[Dataset rows about figures]
start

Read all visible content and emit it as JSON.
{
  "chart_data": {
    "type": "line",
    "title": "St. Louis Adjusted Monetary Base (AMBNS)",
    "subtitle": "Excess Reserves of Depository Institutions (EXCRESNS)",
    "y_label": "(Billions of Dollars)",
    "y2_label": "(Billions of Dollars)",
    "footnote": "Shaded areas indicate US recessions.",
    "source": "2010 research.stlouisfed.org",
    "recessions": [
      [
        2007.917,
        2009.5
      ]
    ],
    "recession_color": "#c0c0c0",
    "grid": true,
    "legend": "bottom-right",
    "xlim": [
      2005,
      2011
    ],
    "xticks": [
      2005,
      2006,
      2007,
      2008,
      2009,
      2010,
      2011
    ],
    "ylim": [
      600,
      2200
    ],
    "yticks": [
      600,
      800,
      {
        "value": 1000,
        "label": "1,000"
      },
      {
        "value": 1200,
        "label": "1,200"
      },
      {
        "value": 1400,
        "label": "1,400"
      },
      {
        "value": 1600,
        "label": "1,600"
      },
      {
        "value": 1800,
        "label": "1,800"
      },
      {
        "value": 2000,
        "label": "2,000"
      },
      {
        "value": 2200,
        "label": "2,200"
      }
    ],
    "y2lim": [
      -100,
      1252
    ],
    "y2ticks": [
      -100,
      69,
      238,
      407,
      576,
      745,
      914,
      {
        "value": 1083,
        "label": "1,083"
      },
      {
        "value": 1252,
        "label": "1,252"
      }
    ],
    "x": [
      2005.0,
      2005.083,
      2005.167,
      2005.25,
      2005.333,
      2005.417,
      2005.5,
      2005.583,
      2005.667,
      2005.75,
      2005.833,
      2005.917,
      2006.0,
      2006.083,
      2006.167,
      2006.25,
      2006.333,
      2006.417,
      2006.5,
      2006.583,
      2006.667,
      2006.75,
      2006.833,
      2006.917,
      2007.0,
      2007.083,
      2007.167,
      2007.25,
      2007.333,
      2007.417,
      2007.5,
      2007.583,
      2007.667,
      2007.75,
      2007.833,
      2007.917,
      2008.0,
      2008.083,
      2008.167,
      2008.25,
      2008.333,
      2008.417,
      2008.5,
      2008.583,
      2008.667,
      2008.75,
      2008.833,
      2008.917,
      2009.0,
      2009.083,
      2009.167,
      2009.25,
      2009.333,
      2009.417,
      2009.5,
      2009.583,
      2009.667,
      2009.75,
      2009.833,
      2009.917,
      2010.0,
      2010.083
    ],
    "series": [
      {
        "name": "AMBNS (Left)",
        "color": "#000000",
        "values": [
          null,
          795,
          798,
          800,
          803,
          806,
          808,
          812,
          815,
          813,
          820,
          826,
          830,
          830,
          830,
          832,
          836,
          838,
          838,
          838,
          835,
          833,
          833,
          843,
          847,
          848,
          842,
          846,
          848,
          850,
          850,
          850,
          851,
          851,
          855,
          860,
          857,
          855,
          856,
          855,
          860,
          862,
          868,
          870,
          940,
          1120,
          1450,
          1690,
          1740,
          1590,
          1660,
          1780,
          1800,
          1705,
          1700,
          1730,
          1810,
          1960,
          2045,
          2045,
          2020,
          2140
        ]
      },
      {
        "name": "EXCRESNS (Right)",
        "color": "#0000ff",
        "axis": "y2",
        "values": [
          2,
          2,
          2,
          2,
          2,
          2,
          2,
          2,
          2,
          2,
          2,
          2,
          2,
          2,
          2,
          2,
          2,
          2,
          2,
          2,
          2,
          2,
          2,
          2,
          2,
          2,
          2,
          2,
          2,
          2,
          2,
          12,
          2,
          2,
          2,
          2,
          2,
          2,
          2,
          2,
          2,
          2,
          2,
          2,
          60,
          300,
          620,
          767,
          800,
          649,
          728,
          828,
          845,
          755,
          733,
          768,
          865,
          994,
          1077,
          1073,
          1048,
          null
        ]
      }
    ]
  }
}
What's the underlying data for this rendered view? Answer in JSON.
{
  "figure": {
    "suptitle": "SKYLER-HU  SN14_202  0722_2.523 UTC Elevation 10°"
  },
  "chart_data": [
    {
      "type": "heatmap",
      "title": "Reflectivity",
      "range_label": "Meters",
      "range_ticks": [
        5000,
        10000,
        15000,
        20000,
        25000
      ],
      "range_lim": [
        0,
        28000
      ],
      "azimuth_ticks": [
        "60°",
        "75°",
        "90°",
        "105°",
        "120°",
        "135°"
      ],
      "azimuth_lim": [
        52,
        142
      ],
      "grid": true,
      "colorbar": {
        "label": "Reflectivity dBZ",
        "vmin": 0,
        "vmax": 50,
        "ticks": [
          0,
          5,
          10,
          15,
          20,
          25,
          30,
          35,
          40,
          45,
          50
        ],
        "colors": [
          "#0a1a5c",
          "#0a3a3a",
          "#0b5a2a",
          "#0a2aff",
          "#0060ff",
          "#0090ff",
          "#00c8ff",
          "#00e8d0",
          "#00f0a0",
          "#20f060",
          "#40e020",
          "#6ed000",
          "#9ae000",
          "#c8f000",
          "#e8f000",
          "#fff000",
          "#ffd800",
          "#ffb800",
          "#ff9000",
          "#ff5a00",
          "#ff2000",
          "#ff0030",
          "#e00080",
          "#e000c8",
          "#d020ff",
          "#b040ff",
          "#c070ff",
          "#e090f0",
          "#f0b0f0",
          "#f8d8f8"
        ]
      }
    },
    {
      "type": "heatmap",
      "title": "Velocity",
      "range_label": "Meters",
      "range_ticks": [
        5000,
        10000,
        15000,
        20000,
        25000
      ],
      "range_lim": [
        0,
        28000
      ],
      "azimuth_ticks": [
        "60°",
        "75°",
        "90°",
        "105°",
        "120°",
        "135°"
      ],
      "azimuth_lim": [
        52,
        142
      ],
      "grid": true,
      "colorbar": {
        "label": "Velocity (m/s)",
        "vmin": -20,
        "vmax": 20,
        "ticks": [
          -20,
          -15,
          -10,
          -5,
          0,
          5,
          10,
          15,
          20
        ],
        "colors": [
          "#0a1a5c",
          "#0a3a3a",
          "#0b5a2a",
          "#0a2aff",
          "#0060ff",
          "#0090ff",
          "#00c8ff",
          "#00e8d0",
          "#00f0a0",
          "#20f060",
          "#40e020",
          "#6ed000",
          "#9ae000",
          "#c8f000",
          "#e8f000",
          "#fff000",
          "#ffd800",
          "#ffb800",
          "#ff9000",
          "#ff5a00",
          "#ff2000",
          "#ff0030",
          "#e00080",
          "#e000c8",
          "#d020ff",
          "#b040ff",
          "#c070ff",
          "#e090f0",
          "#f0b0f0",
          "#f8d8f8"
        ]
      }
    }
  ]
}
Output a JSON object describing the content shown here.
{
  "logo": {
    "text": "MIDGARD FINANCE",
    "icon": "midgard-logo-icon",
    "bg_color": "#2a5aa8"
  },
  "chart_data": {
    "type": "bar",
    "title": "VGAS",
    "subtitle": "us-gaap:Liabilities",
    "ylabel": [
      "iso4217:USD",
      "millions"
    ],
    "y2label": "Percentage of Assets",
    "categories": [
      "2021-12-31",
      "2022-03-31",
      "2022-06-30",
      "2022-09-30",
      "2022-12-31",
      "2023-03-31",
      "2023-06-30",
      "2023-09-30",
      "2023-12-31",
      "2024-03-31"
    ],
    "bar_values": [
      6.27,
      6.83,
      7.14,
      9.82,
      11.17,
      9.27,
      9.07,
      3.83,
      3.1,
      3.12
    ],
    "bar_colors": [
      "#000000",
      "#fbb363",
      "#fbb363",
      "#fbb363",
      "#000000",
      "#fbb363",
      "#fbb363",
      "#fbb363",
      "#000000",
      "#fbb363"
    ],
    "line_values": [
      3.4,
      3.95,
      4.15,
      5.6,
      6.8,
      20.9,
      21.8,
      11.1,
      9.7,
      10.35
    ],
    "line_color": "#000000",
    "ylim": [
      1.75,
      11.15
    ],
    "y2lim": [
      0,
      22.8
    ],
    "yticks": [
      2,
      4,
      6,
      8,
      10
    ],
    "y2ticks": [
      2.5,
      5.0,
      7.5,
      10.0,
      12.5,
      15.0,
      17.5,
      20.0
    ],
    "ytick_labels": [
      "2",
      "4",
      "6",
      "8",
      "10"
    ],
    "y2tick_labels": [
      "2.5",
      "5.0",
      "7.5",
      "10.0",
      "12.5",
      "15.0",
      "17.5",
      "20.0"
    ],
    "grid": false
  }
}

end

> WHAT TO PRODUCE: Copy each line of the listing that includes "content".

> PROBLEM SOLUTION:
Read all visible content and emit it as JSON.
Output a JSON object describing the content shown here.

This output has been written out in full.